(Saved entries)
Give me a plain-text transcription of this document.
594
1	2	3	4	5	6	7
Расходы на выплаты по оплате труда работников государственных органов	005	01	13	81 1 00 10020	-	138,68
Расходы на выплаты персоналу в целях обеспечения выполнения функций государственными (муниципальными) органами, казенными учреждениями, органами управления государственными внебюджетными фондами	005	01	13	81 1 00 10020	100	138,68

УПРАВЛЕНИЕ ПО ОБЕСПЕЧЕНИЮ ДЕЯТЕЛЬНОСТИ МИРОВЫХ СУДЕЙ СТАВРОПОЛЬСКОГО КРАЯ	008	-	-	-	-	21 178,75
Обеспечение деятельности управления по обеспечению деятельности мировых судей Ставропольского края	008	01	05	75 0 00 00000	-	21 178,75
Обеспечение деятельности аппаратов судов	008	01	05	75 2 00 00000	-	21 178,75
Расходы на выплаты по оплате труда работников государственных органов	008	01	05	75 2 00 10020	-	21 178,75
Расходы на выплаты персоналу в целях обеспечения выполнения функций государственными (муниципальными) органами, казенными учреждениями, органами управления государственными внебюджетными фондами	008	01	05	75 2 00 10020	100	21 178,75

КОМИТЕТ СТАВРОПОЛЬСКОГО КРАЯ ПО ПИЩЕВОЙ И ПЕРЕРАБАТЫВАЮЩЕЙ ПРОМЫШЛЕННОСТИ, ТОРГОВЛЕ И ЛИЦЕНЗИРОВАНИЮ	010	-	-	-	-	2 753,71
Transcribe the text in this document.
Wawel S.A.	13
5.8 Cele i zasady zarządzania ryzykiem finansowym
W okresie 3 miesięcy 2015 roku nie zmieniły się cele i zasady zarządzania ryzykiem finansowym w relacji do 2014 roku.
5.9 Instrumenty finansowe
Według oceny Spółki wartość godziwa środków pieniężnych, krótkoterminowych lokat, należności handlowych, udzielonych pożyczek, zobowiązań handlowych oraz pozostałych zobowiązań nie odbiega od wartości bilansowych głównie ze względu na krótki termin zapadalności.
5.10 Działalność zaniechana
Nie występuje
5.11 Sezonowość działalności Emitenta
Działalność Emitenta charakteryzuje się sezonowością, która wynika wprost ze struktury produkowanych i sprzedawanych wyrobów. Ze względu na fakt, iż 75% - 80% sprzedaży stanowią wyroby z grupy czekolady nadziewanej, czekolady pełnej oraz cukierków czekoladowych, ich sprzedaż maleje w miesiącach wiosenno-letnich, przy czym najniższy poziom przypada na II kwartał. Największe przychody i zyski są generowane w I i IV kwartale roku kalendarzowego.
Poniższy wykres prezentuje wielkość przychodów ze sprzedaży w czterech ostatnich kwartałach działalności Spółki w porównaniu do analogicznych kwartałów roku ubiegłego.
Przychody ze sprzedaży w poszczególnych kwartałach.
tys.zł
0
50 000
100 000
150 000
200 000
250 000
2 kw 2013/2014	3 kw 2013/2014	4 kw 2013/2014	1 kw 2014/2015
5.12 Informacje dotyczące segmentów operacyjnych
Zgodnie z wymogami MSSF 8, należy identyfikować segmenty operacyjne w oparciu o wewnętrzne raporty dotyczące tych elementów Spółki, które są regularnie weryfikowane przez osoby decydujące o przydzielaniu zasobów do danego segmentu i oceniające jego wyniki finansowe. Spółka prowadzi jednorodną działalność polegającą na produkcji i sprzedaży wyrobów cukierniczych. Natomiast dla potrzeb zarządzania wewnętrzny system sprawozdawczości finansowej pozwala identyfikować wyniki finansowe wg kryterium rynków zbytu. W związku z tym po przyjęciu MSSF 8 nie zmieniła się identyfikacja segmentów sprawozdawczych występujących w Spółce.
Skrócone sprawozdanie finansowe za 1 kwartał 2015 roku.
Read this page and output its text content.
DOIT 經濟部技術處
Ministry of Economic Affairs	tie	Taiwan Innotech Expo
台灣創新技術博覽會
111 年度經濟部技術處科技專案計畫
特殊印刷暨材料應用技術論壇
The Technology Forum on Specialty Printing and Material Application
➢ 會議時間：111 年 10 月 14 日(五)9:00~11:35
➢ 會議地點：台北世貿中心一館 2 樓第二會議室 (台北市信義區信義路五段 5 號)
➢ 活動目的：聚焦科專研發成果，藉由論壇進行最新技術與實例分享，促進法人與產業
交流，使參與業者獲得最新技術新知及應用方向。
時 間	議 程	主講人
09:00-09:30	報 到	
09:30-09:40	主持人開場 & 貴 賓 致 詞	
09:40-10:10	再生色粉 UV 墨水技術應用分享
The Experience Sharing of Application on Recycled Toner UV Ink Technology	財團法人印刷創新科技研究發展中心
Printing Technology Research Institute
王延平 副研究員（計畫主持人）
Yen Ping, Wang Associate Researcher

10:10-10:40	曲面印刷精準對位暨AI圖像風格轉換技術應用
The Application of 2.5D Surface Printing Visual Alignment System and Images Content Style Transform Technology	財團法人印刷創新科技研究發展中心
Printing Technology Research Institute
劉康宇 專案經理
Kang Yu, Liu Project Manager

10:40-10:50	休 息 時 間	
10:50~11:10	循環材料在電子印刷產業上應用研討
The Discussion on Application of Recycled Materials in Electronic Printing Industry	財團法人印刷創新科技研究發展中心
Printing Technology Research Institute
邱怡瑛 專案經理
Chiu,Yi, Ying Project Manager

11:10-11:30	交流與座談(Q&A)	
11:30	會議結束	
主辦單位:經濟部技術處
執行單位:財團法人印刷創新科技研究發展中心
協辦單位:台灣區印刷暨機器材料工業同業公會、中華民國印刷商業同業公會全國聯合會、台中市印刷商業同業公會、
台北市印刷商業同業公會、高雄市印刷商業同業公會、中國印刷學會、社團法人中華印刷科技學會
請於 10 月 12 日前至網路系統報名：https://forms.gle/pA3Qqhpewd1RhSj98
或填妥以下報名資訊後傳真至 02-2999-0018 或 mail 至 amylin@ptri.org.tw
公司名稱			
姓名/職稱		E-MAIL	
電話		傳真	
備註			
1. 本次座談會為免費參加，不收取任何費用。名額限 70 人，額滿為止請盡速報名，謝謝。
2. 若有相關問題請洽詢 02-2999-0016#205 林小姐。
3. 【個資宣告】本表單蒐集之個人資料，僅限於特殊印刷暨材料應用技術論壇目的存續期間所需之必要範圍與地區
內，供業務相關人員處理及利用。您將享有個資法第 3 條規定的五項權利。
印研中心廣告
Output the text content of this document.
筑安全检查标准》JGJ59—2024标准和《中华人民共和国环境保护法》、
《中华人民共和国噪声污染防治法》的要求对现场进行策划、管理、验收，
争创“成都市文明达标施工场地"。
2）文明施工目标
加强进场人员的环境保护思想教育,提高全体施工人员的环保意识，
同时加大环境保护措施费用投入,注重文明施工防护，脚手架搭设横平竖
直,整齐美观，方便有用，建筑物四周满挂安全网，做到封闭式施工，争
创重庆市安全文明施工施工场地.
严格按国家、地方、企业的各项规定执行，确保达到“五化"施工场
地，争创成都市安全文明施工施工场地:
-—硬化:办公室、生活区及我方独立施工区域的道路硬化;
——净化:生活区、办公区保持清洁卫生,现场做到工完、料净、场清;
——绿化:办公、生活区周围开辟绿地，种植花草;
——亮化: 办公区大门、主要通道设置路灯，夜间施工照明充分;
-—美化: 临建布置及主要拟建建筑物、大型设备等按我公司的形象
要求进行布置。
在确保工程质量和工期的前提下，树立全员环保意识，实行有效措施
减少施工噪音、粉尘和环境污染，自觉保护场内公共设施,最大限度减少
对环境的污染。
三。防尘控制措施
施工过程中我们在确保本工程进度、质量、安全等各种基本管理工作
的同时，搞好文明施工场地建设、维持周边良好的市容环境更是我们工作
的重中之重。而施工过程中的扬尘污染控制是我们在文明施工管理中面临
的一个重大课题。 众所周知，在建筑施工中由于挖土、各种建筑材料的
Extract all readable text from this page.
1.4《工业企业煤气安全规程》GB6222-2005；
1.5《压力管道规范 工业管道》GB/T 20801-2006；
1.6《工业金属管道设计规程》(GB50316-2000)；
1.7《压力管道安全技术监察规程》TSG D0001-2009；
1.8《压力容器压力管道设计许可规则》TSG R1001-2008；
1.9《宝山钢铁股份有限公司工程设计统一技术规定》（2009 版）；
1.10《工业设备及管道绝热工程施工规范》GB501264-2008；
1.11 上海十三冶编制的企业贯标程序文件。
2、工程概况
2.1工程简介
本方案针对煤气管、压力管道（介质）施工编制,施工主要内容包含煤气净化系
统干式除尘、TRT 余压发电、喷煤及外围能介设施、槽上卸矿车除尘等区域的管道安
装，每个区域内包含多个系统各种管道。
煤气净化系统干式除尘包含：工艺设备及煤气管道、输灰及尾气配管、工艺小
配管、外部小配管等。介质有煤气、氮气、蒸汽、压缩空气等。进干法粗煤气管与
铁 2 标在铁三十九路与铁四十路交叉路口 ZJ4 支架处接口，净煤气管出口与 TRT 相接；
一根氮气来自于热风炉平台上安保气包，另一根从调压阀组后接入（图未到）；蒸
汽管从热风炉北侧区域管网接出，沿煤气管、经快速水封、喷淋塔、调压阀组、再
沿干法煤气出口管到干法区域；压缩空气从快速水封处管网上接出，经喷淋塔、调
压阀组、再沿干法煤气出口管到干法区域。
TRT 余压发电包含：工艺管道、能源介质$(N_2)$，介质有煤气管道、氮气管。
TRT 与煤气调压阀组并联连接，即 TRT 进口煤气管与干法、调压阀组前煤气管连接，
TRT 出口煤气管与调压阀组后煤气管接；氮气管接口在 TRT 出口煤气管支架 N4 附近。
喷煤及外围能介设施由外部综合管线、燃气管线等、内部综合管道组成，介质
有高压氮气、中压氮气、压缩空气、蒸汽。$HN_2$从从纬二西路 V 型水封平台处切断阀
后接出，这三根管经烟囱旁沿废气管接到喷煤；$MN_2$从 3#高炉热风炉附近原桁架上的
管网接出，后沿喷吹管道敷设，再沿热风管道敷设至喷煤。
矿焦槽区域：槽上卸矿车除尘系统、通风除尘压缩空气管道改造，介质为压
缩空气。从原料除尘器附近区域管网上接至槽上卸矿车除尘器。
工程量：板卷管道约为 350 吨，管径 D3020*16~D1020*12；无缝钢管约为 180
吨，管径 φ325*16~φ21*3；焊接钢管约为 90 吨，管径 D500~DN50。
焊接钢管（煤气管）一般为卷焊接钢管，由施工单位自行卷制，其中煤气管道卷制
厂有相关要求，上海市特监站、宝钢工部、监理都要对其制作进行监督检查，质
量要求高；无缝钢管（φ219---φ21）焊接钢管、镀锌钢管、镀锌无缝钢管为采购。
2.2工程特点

* _WHAT IS BEING ASKED_: Pick out every line with the string "kwartałach" and copy it.

* _ANSWER FOR THIS EXERCISE_:
Poniższy wykres prezentuje wielkość przychodów ze sprzedaży w czterech ostatnich kwartałach działalności Spółki w porównaniu do analogicznych kwartałów roku ubiegłego.
Przychody ze sprzedaży w poszczególnych kwartałach.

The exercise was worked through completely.